Go through the listing and return every line with "quality" in it.

-- -- --

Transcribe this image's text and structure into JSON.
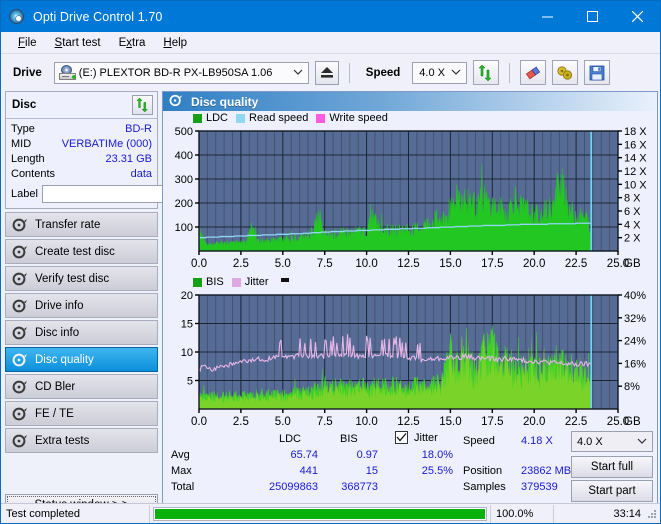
{
  "window": {
    "title": "Opti Drive Control 1.70",
    "icon": "disc-icon",
    "minimize_label": "–",
    "maximize_label": "□",
    "close_label": "✕",
    "accent": "#0078d7"
  },
  "menu": {
    "items": [
      {
        "label": "File",
        "accel": "F"
      },
      {
        "label": "Start test",
        "accel": "S"
      },
      {
        "label": "Extra",
        "accel": "x"
      },
      {
        "label": "Help",
        "accel": "H"
      }
    ]
  },
  "toolbar": {
    "drive_label": "Drive",
    "drive_value": "(E:)  PLEXTOR BD-R  PX-LB950SA 1.06",
    "eject_icon": "eject-icon",
    "speed_label": "Speed",
    "speed_value": "4.0 X",
    "refresh_icon": "refresh-icon",
    "eraser_icon": "eraser-icon",
    "bitsetting_icon": "bitsetting-icon",
    "save_icon": "save-icon"
  },
  "disc_panel": {
    "title": "Disc",
    "refresh_icon": "refresh-icon",
    "rows": [
      {
        "key": "Type",
        "value": "BD-R"
      },
      {
        "key": "MID",
        "value": "VERBATIMe (000)"
      },
      {
        "key": "Length",
        "value": "23.31 GB"
      },
      {
        "key": "Contents",
        "value": "data"
      }
    ],
    "label_key": "Label",
    "label_value": "",
    "label_placeholder": "",
    "label_button_icon": "disc-icon"
  },
  "sidebar": {
    "items": [
      {
        "label": "Transfer rate",
        "icon": "disc-test-icon",
        "active": false
      },
      {
        "label": "Create test disc",
        "icon": "disc-test-icon",
        "active": false
      },
      {
        "label": "Verify test disc",
        "icon": "disc-test-icon",
        "active": false
      },
      {
        "label": "Drive info",
        "icon": "disc-test-icon",
        "active": false
      },
      {
        "label": "Disc info",
        "icon": "disc-test-icon",
        "active": false
      },
      {
        "label": "Disc quality",
        "icon": "disc-test-icon",
        "active": true
      },
      {
        "label": "CD Bler",
        "icon": "disc-test-icon",
        "active": false
      },
      {
        "label": "FE / TE",
        "icon": "disc-test-icon",
        "active": false
      },
      {
        "label": "Extra tests",
        "icon": "disc-test-icon",
        "active": false
      }
    ],
    "status_window_label": "Status window > >"
  },
  "main": {
    "header_title": "Disc quality",
    "header_icon": "disc-quality-icon"
  },
  "chart_data": [
    {
      "type": "area",
      "id": "ldc-chart",
      "title": "",
      "legend": [
        {
          "label": "LDC",
          "color": "#16a016"
        },
        {
          "label": "Read speed",
          "color": "#8fd8f4"
        },
        {
          "label": "Write speed",
          "color": "#ff5ce0"
        }
      ],
      "legend_position": "top-left",
      "xlabel": "GB",
      "ylabel": "",
      "xlim": [
        0.0,
        25.0
      ],
      "xticks": [
        "0.0",
        "2.5",
        "5.0",
        "7.5",
        "10.0",
        "12.5",
        "15.0",
        "17.5",
        "20.0",
        "22.5",
        "25.0"
      ],
      "ylim": [
        0,
        500
      ],
      "yticks": [
        "100",
        "200",
        "300",
        "400",
        "500"
      ],
      "y2lim": [
        0,
        18
      ],
      "y2ticks": [
        "2 X",
        "4 X",
        "6 X",
        "8 X",
        "10 X",
        "12 X",
        "14 X",
        "16 X",
        "18 X"
      ],
      "grid": true,
      "plot_bg": "#566c96",
      "data_end_gb": 23.4,
      "marker_gb": 23.4,
      "series": [
        {
          "name": "LDC",
          "color": "#22c722",
          "x": [
            0.0,
            0.4,
            0.8,
            1.2,
            1.6,
            2.0,
            2.4,
            2.8,
            3.2,
            3.4,
            3.6,
            4.0,
            4.4,
            4.8,
            5.2,
            5.6,
            6.0,
            6.4,
            6.8,
            7.2,
            7.4,
            7.6,
            8.0,
            8.4,
            8.8,
            9.2,
            9.6,
            10.0,
            10.4,
            10.8,
            11.2,
            11.6,
            12.0,
            12.4,
            12.8,
            13.2,
            13.6,
            14.0,
            14.4,
            14.8,
            15.2,
            15.4,
            15.8,
            16.2,
            16.6,
            17.0,
            17.2,
            17.6,
            18.0,
            18.4,
            18.8,
            19.2,
            19.6,
            20.0,
            20.4,
            20.8,
            21.2,
            21.6,
            22.0,
            22.2,
            22.4,
            22.8,
            23.2,
            23.4
          ],
          "values": [
            120,
            42,
            40,
            45,
            48,
            44,
            50,
            48,
            170,
            60,
            55,
            58,
            60,
            62,
            68,
            70,
            75,
            80,
            110,
            200,
            95,
            90,
            95,
            100,
            105,
            100,
            110,
            115,
            200,
            120,
            118,
            115,
            120,
            125,
            118,
            135,
            150,
            175,
            180,
            200,
            270,
            340,
            280,
            300,
            230,
            310,
            260,
            250,
            230,
            200,
            310,
            240,
            225,
            200,
            215,
            230,
            255,
            440,
            290,
            220,
            200,
            190,
            175,
            60
          ]
        },
        {
          "name": "Read speed",
          "color": "#8fd8f4",
          "x": [
            0.0,
            1.0,
            2.0,
            3.0,
            4.0,
            5.0,
            6.0,
            7.0,
            8.0,
            9.0,
            10.0,
            11.0,
            12.0,
            13.0,
            14.0,
            15.0,
            16.0,
            17.0,
            18.0,
            19.0,
            20.0,
            21.0,
            22.0,
            23.0,
            23.4
          ],
          "values": [
            2.0,
            2.1,
            2.2,
            2.3,
            2.4,
            2.5,
            2.6,
            2.75,
            2.9,
            3.0,
            3.1,
            3.2,
            3.3,
            3.4,
            3.5,
            3.6,
            3.7,
            3.8,
            3.85,
            3.95,
            4.0,
            4.05,
            4.1,
            4.15,
            4.18
          ]
        }
      ]
    },
    {
      "type": "area",
      "id": "bis-jitter-chart",
      "title": "",
      "legend": [
        {
          "label": "BIS",
          "color": "#16a016"
        },
        {
          "label": "Jitter",
          "color": "#e0a8e0"
        }
      ],
      "legend_position": "top-left",
      "xlabel": "GB",
      "ylabel": "",
      "xlim": [
        0.0,
        25.0
      ],
      "xticks": [
        "0.0",
        "2.5",
        "5.0",
        "7.5",
        "10.0",
        "12.5",
        "15.0",
        "17.5",
        "20.0",
        "22.5",
        "25.0"
      ],
      "ylim": [
        0,
        20
      ],
      "yticks": [
        "5",
        "10",
        "15",
        "20"
      ],
      "y2lim": [
        0,
        40
      ],
      "y2ticks": [
        "8%",
        "16%",
        "24%",
        "32%",
        "40%"
      ],
      "grid": true,
      "plot_bg": "#566c96",
      "data_end_gb": 23.4,
      "marker_gb": 23.4,
      "series": [
        {
          "name": "BIS",
          "color": "#33d433",
          "x": [
            0.0,
            0.5,
            1.0,
            1.5,
            2.0,
            2.5,
            3.0,
            3.5,
            4.0,
            4.5,
            5.0,
            5.5,
            6.0,
            6.5,
            7.0,
            7.5,
            8.0,
            8.5,
            9.0,
            9.5,
            10.0,
            10.5,
            11.0,
            11.5,
            12.0,
            12.5,
            13.0,
            13.5,
            14.0,
            14.5,
            15.0,
            15.2,
            15.6,
            16.0,
            16.5,
            17.0,
            17.5,
            17.9,
            18.3,
            18.8,
            19.3,
            19.8,
            20.3,
            20.8,
            21.3,
            21.8,
            22.2,
            22.6,
            23.0,
            23.4
          ],
          "values": [
            3.0,
            3.2,
            3.1,
            3.0,
            3.3,
            3.2,
            3.1,
            3.3,
            3.2,
            3.4,
            3.6,
            3.5,
            3.8,
            4.2,
            4.6,
            5.0,
            5.2,
            5.4,
            5.3,
            5.5,
            5.6,
            5.4,
            5.5,
            5.7,
            5.6,
            5.8,
            5.5,
            5.7,
            6.0,
            6.4,
            13.0,
            9.0,
            10.5,
            12.0,
            8.5,
            13.0,
            15.0,
            9.5,
            13.0,
            8.6,
            9.0,
            11.0,
            8.8,
            9.2,
            12.2,
            10.0,
            8.6,
            9.0,
            7.5,
            6.0
          ]
        },
        {
          "name": "Jitter",
          "color": "#e7b6e7",
          "x": [
            0.0,
            0.3,
            0.6,
            0.9,
            1.2,
            1.5,
            1.8,
            2.1,
            2.4,
            2.7,
            3.0,
            3.3,
            3.6,
            3.9,
            4.2,
            4.5,
            4.8,
            5.1,
            5.4,
            5.7,
            6.0,
            6.5,
            7.0,
            7.5,
            8.0,
            8.5,
            9.0,
            9.5,
            10.0,
            10.5,
            11.0,
            11.5,
            12.0,
            12.5,
            13.0,
            13.5,
            14.0,
            14.5,
            15.0,
            15.5,
            16.0,
            16.5,
            17.0,
            17.5,
            18.0,
            18.5,
            19.0,
            19.5,
            20.0,
            20.5,
            21.0,
            21.5,
            22.0,
            22.5,
            23.0,
            23.4
          ],
          "values": [
            7.0,
            7.4,
            7.2,
            7.0,
            7.6,
            7.5,
            7.8,
            7.9,
            8.1,
            8.3,
            8.4,
            8.6,
            8.8,
            8.7,
            8.9,
            9.0,
            9.2,
            9.1,
            9.3,
            9.2,
            9.3,
            9.1,
            9.4,
            9.2,
            9.4,
            9.5,
            9.4,
            9.3,
            9.5,
            9.4,
            9.5,
            9.3,
            9.4,
            9.1,
            8.7,
            8.6,
            8.8,
            8.9,
            9.0,
            9.1,
            9.2,
            9.0,
            8.9,
            8.8,
            8.7,
            8.9,
            8.6,
            8.5,
            8.4,
            8.3,
            8.2,
            8.0,
            7.9,
            7.8,
            7.9,
            7.8
          ]
        }
      ]
    }
  ],
  "stats": {
    "col_headers": [
      "LDC",
      "BIS"
    ],
    "row_headers": [
      "Avg",
      "Max",
      "Total"
    ],
    "ldc": {
      "avg": "65.74",
      "max": "441",
      "total": "25099863"
    },
    "bis": {
      "avg": "0.97",
      "max": "15",
      "total": "368773"
    },
    "jitter": {
      "label": "Jitter",
      "checked": true,
      "avg": "18.0%",
      "max": "25.5%"
    },
    "speed_label": "Speed",
    "speed_value": "4.18 X",
    "position_label": "Position",
    "position_value": "23862 MB",
    "samples_label": "Samples",
    "samples_value": "379539",
    "speed_select": "4.0 X",
    "start_full_label": "Start full",
    "start_part_label": "Start part"
  },
  "statusbar": {
    "message": "Test completed",
    "progress_percent": "100.0%",
    "progress_value": 100,
    "elapsed": "33:14"
  }
}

-- -- --

§ IN RESPONSE:
        "label": "Disc quality",
    "header_title": "Disc quality",
    "header_icon": "disc-quality-icon"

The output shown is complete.